### Exercise description
Count every line of the listing where the string "text" occurs, and reply with the count alone.

** Start Stored records **

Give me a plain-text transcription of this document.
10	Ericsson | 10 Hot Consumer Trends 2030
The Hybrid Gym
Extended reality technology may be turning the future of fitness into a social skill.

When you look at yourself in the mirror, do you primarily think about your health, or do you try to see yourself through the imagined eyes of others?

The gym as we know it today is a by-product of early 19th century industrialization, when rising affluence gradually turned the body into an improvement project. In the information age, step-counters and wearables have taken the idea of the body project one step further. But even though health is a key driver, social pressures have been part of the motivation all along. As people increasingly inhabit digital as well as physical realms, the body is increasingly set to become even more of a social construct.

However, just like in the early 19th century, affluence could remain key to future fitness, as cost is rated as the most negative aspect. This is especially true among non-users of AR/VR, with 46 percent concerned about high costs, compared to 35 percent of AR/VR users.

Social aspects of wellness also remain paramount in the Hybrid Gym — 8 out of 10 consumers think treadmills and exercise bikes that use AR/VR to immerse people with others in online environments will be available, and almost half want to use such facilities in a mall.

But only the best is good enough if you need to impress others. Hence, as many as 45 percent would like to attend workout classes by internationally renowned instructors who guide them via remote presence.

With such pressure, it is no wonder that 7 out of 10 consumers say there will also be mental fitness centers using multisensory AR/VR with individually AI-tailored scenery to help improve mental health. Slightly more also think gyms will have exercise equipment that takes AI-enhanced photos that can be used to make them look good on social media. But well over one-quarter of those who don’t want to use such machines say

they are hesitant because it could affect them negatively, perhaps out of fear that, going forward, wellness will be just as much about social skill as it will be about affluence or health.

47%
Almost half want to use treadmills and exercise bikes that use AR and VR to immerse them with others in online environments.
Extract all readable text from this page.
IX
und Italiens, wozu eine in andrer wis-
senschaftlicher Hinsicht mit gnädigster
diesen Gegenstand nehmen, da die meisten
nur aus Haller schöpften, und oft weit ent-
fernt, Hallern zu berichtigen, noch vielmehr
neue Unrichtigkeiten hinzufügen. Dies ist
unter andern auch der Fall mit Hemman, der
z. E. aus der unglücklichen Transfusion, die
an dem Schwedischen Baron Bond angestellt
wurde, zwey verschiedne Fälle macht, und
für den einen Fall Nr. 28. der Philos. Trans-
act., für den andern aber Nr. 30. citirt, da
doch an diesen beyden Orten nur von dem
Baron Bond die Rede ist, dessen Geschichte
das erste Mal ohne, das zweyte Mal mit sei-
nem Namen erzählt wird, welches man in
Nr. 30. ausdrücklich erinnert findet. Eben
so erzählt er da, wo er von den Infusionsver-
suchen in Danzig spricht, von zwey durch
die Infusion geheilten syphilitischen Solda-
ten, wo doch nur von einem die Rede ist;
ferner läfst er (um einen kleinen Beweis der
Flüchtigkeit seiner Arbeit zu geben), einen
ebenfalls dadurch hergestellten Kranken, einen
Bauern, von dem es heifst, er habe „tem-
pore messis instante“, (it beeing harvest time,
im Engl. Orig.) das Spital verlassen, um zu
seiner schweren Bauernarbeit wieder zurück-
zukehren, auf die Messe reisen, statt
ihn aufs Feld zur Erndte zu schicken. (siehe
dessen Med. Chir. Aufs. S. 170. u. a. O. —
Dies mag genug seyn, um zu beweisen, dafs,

** End Stored records **

### Written answer
2